[Stored data]
____________

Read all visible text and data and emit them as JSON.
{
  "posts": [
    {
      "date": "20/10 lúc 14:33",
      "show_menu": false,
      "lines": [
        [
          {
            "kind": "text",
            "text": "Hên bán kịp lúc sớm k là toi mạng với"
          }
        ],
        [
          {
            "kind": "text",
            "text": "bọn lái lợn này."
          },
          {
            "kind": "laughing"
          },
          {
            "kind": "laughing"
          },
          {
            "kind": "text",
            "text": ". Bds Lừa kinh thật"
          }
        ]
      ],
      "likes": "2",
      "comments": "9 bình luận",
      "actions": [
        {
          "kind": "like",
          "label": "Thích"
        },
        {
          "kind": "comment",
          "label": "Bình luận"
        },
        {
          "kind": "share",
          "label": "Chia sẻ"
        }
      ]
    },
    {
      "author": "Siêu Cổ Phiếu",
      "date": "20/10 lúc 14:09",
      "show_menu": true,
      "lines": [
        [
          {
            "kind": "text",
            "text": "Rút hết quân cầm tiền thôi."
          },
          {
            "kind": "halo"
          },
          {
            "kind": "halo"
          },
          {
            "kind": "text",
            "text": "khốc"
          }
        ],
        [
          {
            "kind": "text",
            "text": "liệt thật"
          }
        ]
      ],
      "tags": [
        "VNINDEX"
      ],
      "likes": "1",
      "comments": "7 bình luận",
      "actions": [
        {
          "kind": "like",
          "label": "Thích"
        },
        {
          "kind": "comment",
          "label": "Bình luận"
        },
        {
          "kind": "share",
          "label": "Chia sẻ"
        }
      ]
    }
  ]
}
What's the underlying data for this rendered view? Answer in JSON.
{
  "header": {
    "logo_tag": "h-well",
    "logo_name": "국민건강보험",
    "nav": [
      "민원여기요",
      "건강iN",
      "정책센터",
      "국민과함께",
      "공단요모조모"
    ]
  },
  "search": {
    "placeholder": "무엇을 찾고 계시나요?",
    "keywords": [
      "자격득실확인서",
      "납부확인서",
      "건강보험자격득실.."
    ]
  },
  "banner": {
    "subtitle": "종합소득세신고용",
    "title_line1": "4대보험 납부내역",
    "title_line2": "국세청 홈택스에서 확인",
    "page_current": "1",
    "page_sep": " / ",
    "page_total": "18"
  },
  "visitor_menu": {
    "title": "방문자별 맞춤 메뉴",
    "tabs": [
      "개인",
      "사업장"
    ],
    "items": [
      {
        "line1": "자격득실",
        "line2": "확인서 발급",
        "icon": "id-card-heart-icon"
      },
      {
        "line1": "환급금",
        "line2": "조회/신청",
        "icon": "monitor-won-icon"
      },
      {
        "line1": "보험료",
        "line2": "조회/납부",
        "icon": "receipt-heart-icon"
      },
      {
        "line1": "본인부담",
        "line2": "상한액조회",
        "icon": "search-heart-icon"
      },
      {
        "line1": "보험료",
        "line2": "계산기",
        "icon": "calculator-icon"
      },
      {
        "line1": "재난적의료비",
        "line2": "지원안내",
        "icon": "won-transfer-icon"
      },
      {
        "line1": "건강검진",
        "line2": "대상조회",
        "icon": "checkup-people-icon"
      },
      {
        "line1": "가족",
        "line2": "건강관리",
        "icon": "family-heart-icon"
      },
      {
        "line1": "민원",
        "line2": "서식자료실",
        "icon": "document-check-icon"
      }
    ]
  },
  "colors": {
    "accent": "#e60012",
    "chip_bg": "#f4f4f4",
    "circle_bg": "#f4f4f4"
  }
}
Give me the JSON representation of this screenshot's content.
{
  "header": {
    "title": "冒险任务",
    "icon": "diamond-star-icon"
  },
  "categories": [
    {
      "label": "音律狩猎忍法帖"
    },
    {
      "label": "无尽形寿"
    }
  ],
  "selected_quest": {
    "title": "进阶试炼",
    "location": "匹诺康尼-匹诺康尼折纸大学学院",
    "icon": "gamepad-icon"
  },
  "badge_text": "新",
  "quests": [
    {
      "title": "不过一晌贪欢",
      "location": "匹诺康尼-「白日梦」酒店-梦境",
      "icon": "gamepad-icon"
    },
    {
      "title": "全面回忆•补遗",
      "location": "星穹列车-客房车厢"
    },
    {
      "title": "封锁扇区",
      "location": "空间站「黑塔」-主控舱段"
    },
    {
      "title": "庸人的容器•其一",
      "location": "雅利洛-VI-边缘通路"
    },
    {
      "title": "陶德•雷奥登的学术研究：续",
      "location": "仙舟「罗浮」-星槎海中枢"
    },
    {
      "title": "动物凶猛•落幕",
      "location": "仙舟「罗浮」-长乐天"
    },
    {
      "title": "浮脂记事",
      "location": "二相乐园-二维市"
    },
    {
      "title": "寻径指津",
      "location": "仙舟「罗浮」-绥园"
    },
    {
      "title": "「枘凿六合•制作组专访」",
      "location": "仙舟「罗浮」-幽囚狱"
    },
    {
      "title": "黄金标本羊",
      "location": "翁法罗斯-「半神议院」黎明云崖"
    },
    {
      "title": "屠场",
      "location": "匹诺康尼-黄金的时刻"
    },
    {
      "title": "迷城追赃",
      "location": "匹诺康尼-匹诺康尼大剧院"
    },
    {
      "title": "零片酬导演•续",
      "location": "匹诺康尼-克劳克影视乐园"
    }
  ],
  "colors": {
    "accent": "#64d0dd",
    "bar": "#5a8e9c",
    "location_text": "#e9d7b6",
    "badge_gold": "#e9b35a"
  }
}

____________

» **The request**: Extract each line from the listing above, please, and repeat it exactly.

» **Output for this exercise**:
Read all visible text and data and emit them as JSON.
{
  "posts": [
    {
      "date": "20/10 lúc 14:33",
      "show_menu": false,
      "lines": [
        [
          {
            "kind": "text",
            "text": "Hên bán kịp lúc sớm k là toi mạng với"
          }
        ],
        [
          {
            "kind": "text",
            "text": "bọn lái lợn này."
          },
          {
            "kind": "laughing"
          },
          {
            "kind": "laughing"
          },
          {
            "kind": "text",
            "text": ". Bds Lừa kinh thật"
          }
        ]
      ],
      "likes": "2",
      "comments": "9 bình luận",
      "actions": [
        {
          "kind": "like",
          "label": "Thích"
        },
        {
          "kind": "comment",
          "label": "Bình luận"
        },
        {
          "kind": "share",
          "label": "Chia sẻ"
        }
      ]
    },
    {
      "author": "Siêu Cổ Phiếu",
      "date": "20/10 lúc 14:09",
      "show_menu": true,
      "lines": [
        [
          {
            "kind": "text",
            "text": "Rút hết quân cầm tiền thôi."
          },
          {
            "kind": "halo"
          },
          {
            "kind": "halo"
          },
          {
            "kind": "text",
            "text": "khốc"
          }
        ],
        [
          {
            "kind": "text",
            "text": "liệt thật"
          }
        ]
      ],
      "tags": [
        "VNINDEX"
      ],
      "likes": "1",
      "comments": "7 bình luận",
      "actions": [
        {
          "kind": "like",
          "label": "Thích"
        },
        {
          "kind": "comment",
          "label": "Bình luận"
        },
        {
          "kind": "share",
          "label": "Chia sẻ"
        }
      ]
    }
  ]
}
What's the underlying data for this rendered view? Answer in JSON.
{
  "header": {
    "logo_tag": "h-well",
    "logo_name": "국민건강보험",
    "nav": [
      "민원여기요",
      "건강iN",
      "정책센터",
      "국민과함께",
      "공단요모조모"
    ]
  },
  "search": {
    "placeholder": "무엇을 찾고 계시나요?",
    "keywords": [
      "자격득실확인서",
      "납부확인서",
      "건강보험자격득실.."
    ]
  },
  "banner": {
    "subtitle": "종합소득세신고용",
    "title_line1": "4대보험 납부내역",
    "title_line2": "국세청 홈택스에서 확인",
    "page_current": "1",
    "page_sep": " / ",
    "page_total": "18"
  },
  "visitor_menu": {
    "title": "방문자별 맞춤 메뉴",
    "tabs": [
      "개인",
      "사업장"
    ],
    "items": [
      {
        "line1": "자격득실",
        "line2": "확인서 발급",
        "icon": "id-card-heart-icon"
      },
      {
        "line1": "환급금",
        "line2": "조회/신청",
        "icon": "monitor-won-icon"
      },
      {
        "line1": "보험료",
        "line2": "조회/납부",
        "icon": "receipt-heart-icon"
      },
      {
        "line1": "본인부담",
        "line2": "상한액조회",
        "icon": "search-heart-icon"
      },
      {
        "line1": "보험료",
        "line2": "계산기",
        "icon": "calculator-icon"
      },
      {
        "line1": "재난적의료비",
        "line2": "지원안내",
        "icon": "won-transfer-icon"
      },
      {
        "line1": "건강검진",
        "line2": "대상조회",
        "icon": "checkup-people-icon"
      },
      {
        "line1": "가족",
        "line2": "건강관리",
        "icon": "family-heart-icon"
      },
      {
        "line1": "민원",
        "line2": "서식자료실",
        "icon": "document-check-icon"
      }
    ]
  },
  "colors": {
    "accent": "#e60012",
    "chip_bg": "#f4f4f4",
    "circle_bg": "#f4f4f4"
  }
}
Give me the JSON representation of this screenshot's content.
{
  "header": {
    "title": "冒险任务",
    "icon": "diamond-star-icon"
  },
  "categories": [
    {
      "label": "音律狩猎忍法帖"
    },
    {
      "label": "无尽形寿"
    }
  ],
  "selected_quest": {
    "title": "进阶试炼",
    "location": "匹诺康尼-匹诺康尼折纸大学学院",
    "icon": "gamepad-icon"
  },
  "badge_text": "新",
  "quests": [
    {
      "title": "不过一晌贪欢",
      "location": "匹诺康尼-「白日梦」酒店-梦境",
      "icon": "gamepad-icon"
    },
    {
      "title": "全面回忆•补遗",
      "location": "星穹列车-客房车厢"
    },
    {
      "title": "封锁扇区",
      "location": "空间站「黑塔」-主控舱段"
    },
    {
      "title": "庸人的容器•其一",
      "location": "雅利洛-VI-边缘通路"
    },
    {
      "title": "陶德•雷奥登的学术研究：续",
      "location": "仙舟「罗浮」-星槎海中枢"
    },
    {
      "title": "动物凶猛•落幕",
      "location": "仙舟「罗浮」-长乐天"
    },
    {
      "title": "浮脂记事",
      "location": "二相乐园-二维市"
    },
    {
      "title": "寻径指津",
      "location": "仙舟「罗浮」-绥园"
    },
    {
      "title": "「枘凿六合•制作组专访」",
      "location": "仙舟「罗浮」-幽囚狱"
    },
    {
      "title": "黄金标本羊",
      "location": "翁法罗斯-「半神议院」黎明云崖"
    },
    {
      "title": "屠场",
      "location": "匹诺康尼-黄金的时刻"
    },
    {
      "title": "迷城追赃",
      "location": "匹诺康尼-匹诺康尼大剧院"
    },
    {
      "title": "零片酬导演•续",
      "location": "匹诺康尼-克劳克影视乐园"
    }
  ],
  "colors": {
    "accent": "#64d0dd",
    "bar": "#5a8e9c",
    "location_text": "#e9d7b6",
    "badge_gold": "#e9b35a"
  }
}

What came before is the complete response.